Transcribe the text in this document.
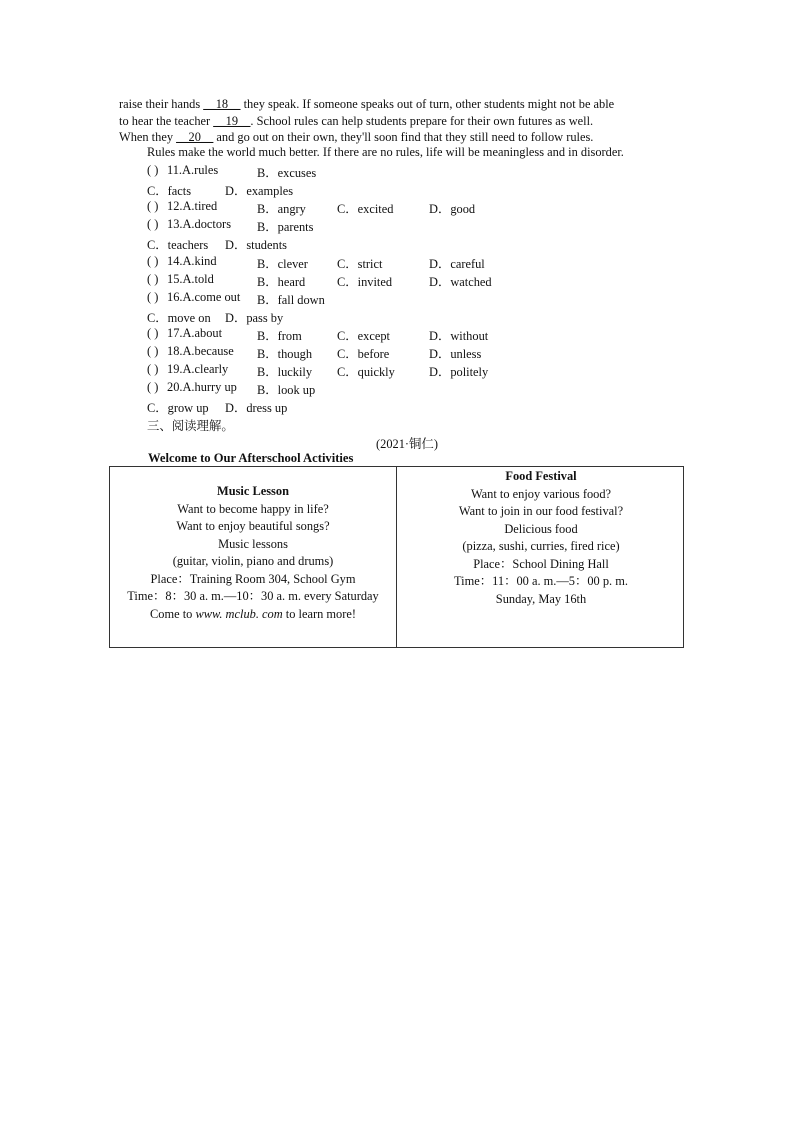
raise their hands __18__ they speak. If someone speaks out of turn, other students might not be able
to hear the teacher __19__. School rules can help students prepare for their own futures as well.
When they __20__ and go out on their own, they'll soon find that they still need to follow rules.
Rules make the world much better. If there are no rules, life will be meaningless and in disorder.
( ) 11.A.rules	B．excuses
C．facts	D．examples
( ) 12.A.tired	B．angry	C．excited	D．good
( ) 13.A.doctors B．parents
C．teachers D．students
( ) 14.A.kind	B．clever C．strict	D．careful
( ) 15.A.told	B．heard	C．invited	D．watched
( ) 16.A.come out B．fall down
C．move on D．pass by
( ) 17.A.about	B．from	C．except	D．without
( ) 18.A.because B．though C．before	D．unless
( ) 19.A.clearly B．luckily C．quickly	D．politely
( ) 20.A.hurry up B．look up
C．grow up D．dress up
三、阅读理解。
(2021·铜仁)
Welcome to Our Afterschool Activities
Music Lesson
Want to become happy in life?
Want to enjoy beautiful songs?
Music lessons
(guitar, violin, piano and drums)
Place：Training Room 304, School Gym
Time：8：30 a. m.—10：30 a. m. every Saturday
Come to www. mclub. com to learn more!
Food Festival
Want to enjoy various food?
Want to join in our food festival?
Delicious food
(pizza, sushi, curries, fired rice)
Place：School Dining Hall
Time：11：00 a. m.—5：00 p. m.
Sunday, May 16th
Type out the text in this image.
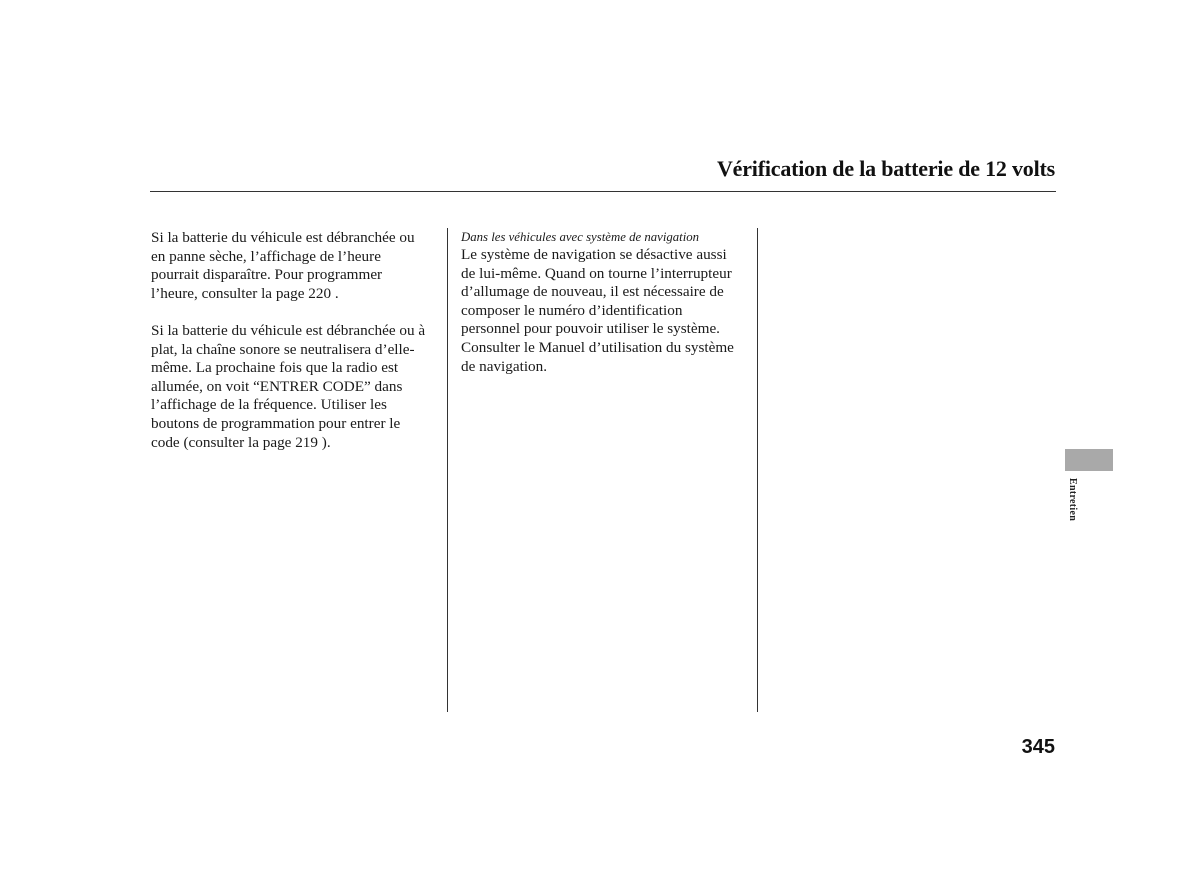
Vérification de la batterie de 12 volts

Si la batterie du véhicule est débranchée ou
en panne sèche, l’affichage de l’heure
pourrait disparaître. Pour programmer
l’heure, consulter la page 220 .

Si la batterie du véhicule est débranchée ou à
plat, la chaîne sonore se neutralisera d’elle-
même. La prochaine fois que la radio est
allumée, on voit “ENTRER CODE” dans
l’affichage de la fréquence. Utiliser les
boutons de programmation pour entrer le
code (consulter la page 219 ).

Dans les véhicules avec système de navigation

Le système de navigation se désactive aussi
de lui-même. Quand on tourne l’interrupteur
d’allumage de nouveau, il est nécessaire de
composer le numéro d’identification
personnel pour pouvoir utiliser le système.
Consulter le Manuel d’utilisation du système
de navigation.

Entretien
345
· · ·
▸ TASK INSTRUCTIONS: Copy every record above exactly as written, but leave out the pictures.

▸ TASK SOLUTION:
Transcribe the text in this document.
raise their hands __18__ they speak. If someone speaks out of turn, other students might not be able
to hear the teacher __19__. School rules can help students prepare for their own futures as well.
When they __20__ and go out on their own, they'll soon find that they still need to follow rules.
Rules make the world much better. If there are no rules, life will be meaningless and in disorder.
( ) 11.A.rules	B．excuses
C．facts	D．examples
( ) 12.A.tired	B．angry	C．excited	D．good
( ) 13.A.doctors B．parents
C．teachers D．students
( ) 14.A.kind	B．clever C．strict	D．careful
( ) 15.A.told	B．heard	C．invited	D．watched
( ) 16.A.come out B．fall down
C．move on D．pass by
( ) 17.A.about	B．from	C．except	D．without
( ) 18.A.because B．though C．before	D．unless
( ) 19.A.clearly B．luckily C．quickly	D．politely
( ) 20.A.hurry up B．look up
C．grow up D．dress up
三、阅读理解。
(2021·铜仁)
Welcome to Our Afterschool Activities
Music Lesson
Want to become happy in life?
Want to enjoy beautiful songs?
Music lessons
(guitar, violin, piano and drums)
Place：Training Room 304, School Gym
Time：8：30 a. m.—10：30 a. m. every Saturday
Come to www. mclub. com to learn more!
Food Festival
Want to enjoy various food?
Want to join in our food festival?
Delicious food
(pizza, sushi, curries, fired rice)
Place：School Dining Hall
Time：11：00 a. m.—5：00 p. m.
Sunday, May 16th
Type out the text in this image.
Vérification de la batterie de 12 volts

Si la batterie du véhicule est débranchée ou
en panne sèche, l’affichage de l’heure
pourrait disparaître. Pour programmer
l’heure, consulter la page 220 .

Si la batterie du véhicule est débranchée ou à
plat, la chaîne sonore se neutralisera d’elle-
même. La prochaine fois que la radio est
allumée, on voit “ENTRER CODE” dans
l’affichage de la fréquence. Utiliser les
boutons de programmation pour entrer le
code (consulter la page 219 ).

Dans les véhicules avec système de navigation

Le système de navigation se désactive aussi
de lui-même. Quand on tourne l’interrupteur
d’allumage de nouveau, il est nécessaire de
composer le numéro d’identification
personnel pour pouvoir utiliser le système.
Consulter le Manuel d’utilisation du système
de navigation.

Entretien
345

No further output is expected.